Extracts from a graphics dataset:
----

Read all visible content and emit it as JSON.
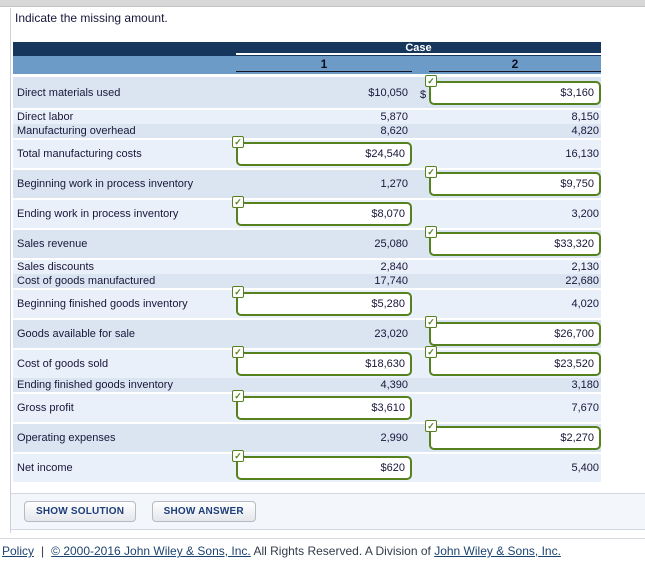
{
  "title": "Indicate the missing amount.",
  "colors": {
    "header_navy": "#16365c",
    "header_blue": "#6d9bc8",
    "stripe_dark": "#dbe5f2",
    "stripe_light": "#e9f0fa",
    "accent_green": "#55821e"
  },
  "table": {
    "case_header": "Case",
    "columns": [
      "1",
      "2"
    ],
    "rows": [
      {
        "label": "Direct materials used",
        "case1": {
          "type": "text",
          "value": "$10,050"
        },
        "case2": {
          "type": "input",
          "value": "$3,160",
          "prefix": "$"
        },
        "h": "xtall",
        "gap": true
      },
      {
        "label": "Direct labor",
        "case1": {
          "type": "text",
          "value": "5,870"
        },
        "case2": {
          "type": "text",
          "value": "8,150"
        },
        "h": "short",
        "gap": false
      },
      {
        "label": "Manufacturing overhead",
        "case1": {
          "type": "text",
          "value": "8,620"
        },
        "case2": {
          "type": "text",
          "value": "4,820"
        },
        "h": "short",
        "gap": true
      },
      {
        "label": "Total manufacturing costs",
        "case1": {
          "type": "input",
          "value": "$24,540"
        },
        "case2": {
          "type": "text",
          "value": "16,130"
        },
        "h": "tall",
        "gap": true
      },
      {
        "label": "Beginning work in process inventory",
        "case1": {
          "type": "text",
          "value": "1,270"
        },
        "case2": {
          "type": "input",
          "value": "$9,750"
        },
        "h": "tall",
        "gap": true
      },
      {
        "label": "Ending work in process inventory",
        "case1": {
          "type": "input",
          "value": "$8,070"
        },
        "case2": {
          "type": "text",
          "value": "3,200"
        },
        "h": "tall",
        "gap": true
      },
      {
        "label": "Sales revenue",
        "case1": {
          "type": "text",
          "value": "25,080"
        },
        "case2": {
          "type": "input",
          "value": "$33,320"
        },
        "h": "tall",
        "gap": true
      },
      {
        "label": "Sales discounts",
        "case1": {
          "type": "text",
          "value": "2,840"
        },
        "case2": {
          "type": "text",
          "value": "2,130"
        },
        "h": "short",
        "gap": false
      },
      {
        "label": "Cost of goods manufactured",
        "case1": {
          "type": "text",
          "value": "17,740"
        },
        "case2": {
          "type": "text",
          "value": "22,680"
        },
        "h": "short",
        "gap": true
      },
      {
        "label": "Beginning finished goods inventory",
        "case1": {
          "type": "input",
          "value": "$5,280"
        },
        "case2": {
          "type": "text",
          "value": "4,020"
        },
        "h": "tall",
        "gap": true
      },
      {
        "label": "Goods available for sale",
        "case1": {
          "type": "text",
          "value": "23,020"
        },
        "case2": {
          "type": "input",
          "value": "$26,700"
        },
        "h": "tall",
        "gap": true
      },
      {
        "label": "Cost of goods sold",
        "case1": {
          "type": "input",
          "value": "$18,630"
        },
        "case2": {
          "type": "input",
          "value": "$23,520"
        },
        "h": "tall",
        "gap": false
      },
      {
        "label": "Ending finished goods inventory",
        "case1": {
          "type": "text",
          "value": "4,390"
        },
        "case2": {
          "type": "text",
          "value": "3,180"
        },
        "h": "short",
        "gap": true
      },
      {
        "label": "Gross profit",
        "case1": {
          "type": "input",
          "value": "$3,610"
        },
        "case2": {
          "type": "text",
          "value": "7,670"
        },
        "h": "tall",
        "gap": true
      },
      {
        "label": "Operating expenses",
        "case1": {
          "type": "text",
          "value": "2,990"
        },
        "case2": {
          "type": "input",
          "value": "$2,270"
        },
        "h": "tall",
        "gap": true
      },
      {
        "label": "Net income",
        "case1": {
          "type": "input",
          "value": "$620"
        },
        "case2": {
          "type": "text",
          "value": "5,400"
        },
        "h": "tall",
        "gap": false
      }
    ]
  },
  "buttons": {
    "show_solution": "SHOW SOLUTION",
    "show_answer": "SHOW ANSWER"
  },
  "footer": {
    "parts": [
      {
        "text": "Policy",
        "link": true
      },
      {
        "text": "|",
        "link": false,
        "sep": true
      },
      {
        "text": "© 2000-2016 John Wiley & Sons, Inc.",
        "link": true
      },
      {
        "text": " All Rights Reserved. A Division of ",
        "link": false
      },
      {
        "text": "John Wiley & Sons, Inc.",
        "link": true
      }
    ],
    "checkmark_icon": "✓"
  }
}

----

__TO BE DONE__
Write out the full set of lines verbatim, without the pictures.

__OUTPUT FOR THIS EXERCISE__
Read all visible content and emit it as JSON.
{
  "title": "Indicate the missing amount.",
  "colors": {
    "header_navy": "#16365c",
    "header_blue": "#6d9bc8",
    "stripe_dark": "#dbe5f2",
    "stripe_light": "#e9f0fa",
    "accent_green": "#55821e"
  },
  "table": {
    "case_header": "Case",
    "columns": [
      "1",
      "2"
    ],
    "rows": [
      {
        "label": "Direct materials used",
        "case1": {
          "type": "text",
          "value": "$10,050"
        },
        "case2": {
          "type": "input",
          "value": "$3,160",
          "prefix": "$"
        },
        "h": "xtall",
        "gap": true
      },
      {
        "label": "Direct labor",
        "case1": {
          "type": "text",
          "value": "5,870"
        },
        "case2": {
          "type": "text",
          "value": "8,150"
        },
        "h": "short",
        "gap": false
      },
      {
        "label": "Manufacturing overhead",
        "case1": {
          "type": "text",
          "value": "8,620"
        },
        "case2": {
          "type": "text",
          "value": "4,820"
        },
        "h": "short",
        "gap": true
      },
      {
        "label": "Total manufacturing costs",
        "case1": {
          "type": "input",
          "value": "$24,540"
        },
        "case2": {
          "type": "text",
          "value": "16,130"
        },
        "h": "tall",
        "gap": true
      },
      {
        "label": "Beginning work in process inventory",
        "case1": {
          "type": "text",
          "value": "1,270"
        },
        "case2": {
          "type": "input",
          "value": "$9,750"
        },
        "h": "tall",
        "gap": true
      },
      {
        "label": "Ending work in process inventory",
        "case1": {
          "type": "input",
          "value": "$8,070"
        },
        "case2": {
          "type": "text",
          "value": "3,200"
        },
        "h": "tall",
        "gap": true
      },
      {
        "label": "Sales revenue",
        "case1": {
          "type": "text",
          "value": "25,080"
        },
        "case2": {
          "type": "input",
          "value": "$33,320"
        },
        "h": "tall",
        "gap": true
      },
      {
        "label": "Sales discounts",
        "case1": {
          "type": "text",
          "value": "2,840"
        },
        "case2": {
          "type": "text",
          "value": "2,130"
        },
        "h": "short",
        "gap": false
      },
      {
        "label": "Cost of goods manufactured",
        "case1": {
          "type": "text",
          "value": "17,740"
        },
        "case2": {
          "type": "text",
          "value": "22,680"
        },
        "h": "short",
        "gap": true
      },
      {
        "label": "Beginning finished goods inventory",
        "case1": {
          "type": "input",
          "value": "$5,280"
        },
        "case2": {
          "type": "text",
          "value": "4,020"
        },
        "h": "tall",
        "gap": true
      },
      {
        "label": "Goods available for sale",
        "case1": {
          "type": "text",
          "value": "23,020"
        },
        "case2": {
          "type": "input",
          "value": "$26,700"
        },
        "h": "tall",
        "gap": true
      },
      {
        "label": "Cost of goods sold",
        "case1": {
          "type": "input",
          "value": "$18,630"
        },
        "case2": {
          "type": "input",
          "value": "$23,520"
        },
        "h": "tall",
        "gap": false
      },
      {
        "label": "Ending finished goods inventory",
        "case1": {
          "type": "text",
          "value": "4,390"
        },
        "case2": {
          "type": "text",
          "value": "3,180"
        },
        "h": "short",
        "gap": true
      },
      {
        "label": "Gross profit",
        "case1": {
          "type": "input",
          "value": "$3,610"
        },
        "case2": {
          "type": "text",
          "value": "7,670"
        },
        "h": "tall",
        "gap": true
      },
      {
        "label": "Operating expenses",
        "case1": {
          "type": "text",
          "value": "2,990"
        },
        "case2": {
          "type": "input",
          "value": "$2,270"
        },
        "h": "tall",
        "gap": true
      },
      {
        "label": "Net income",
        "case1": {
          "type": "input",
          "value": "$620"
        },
        "case2": {
          "type": "text",
          "value": "5,400"
        },
        "h": "tall",
        "gap": false
      }
    ]
  },
  "buttons": {
    "show_solution": "SHOW SOLUTION",
    "show_answer": "SHOW ANSWER"
  },
  "footer": {
    "parts": [
      {
        "text": "Policy",
        "link": true
      },
      {
        "text": "|",
        "link": false,
        "sep": true
      },
      {
        "text": "© 2000-2016 John Wiley & Sons, Inc.",
        "link": true
      },
      {
        "text": " All Rights Reserved. A Division of ",
        "link": false
      },
      {
        "text": "John Wiley & Sons, Inc.",
        "link": true
      }
    ],
    "checkmark_icon": "✓"
  }
}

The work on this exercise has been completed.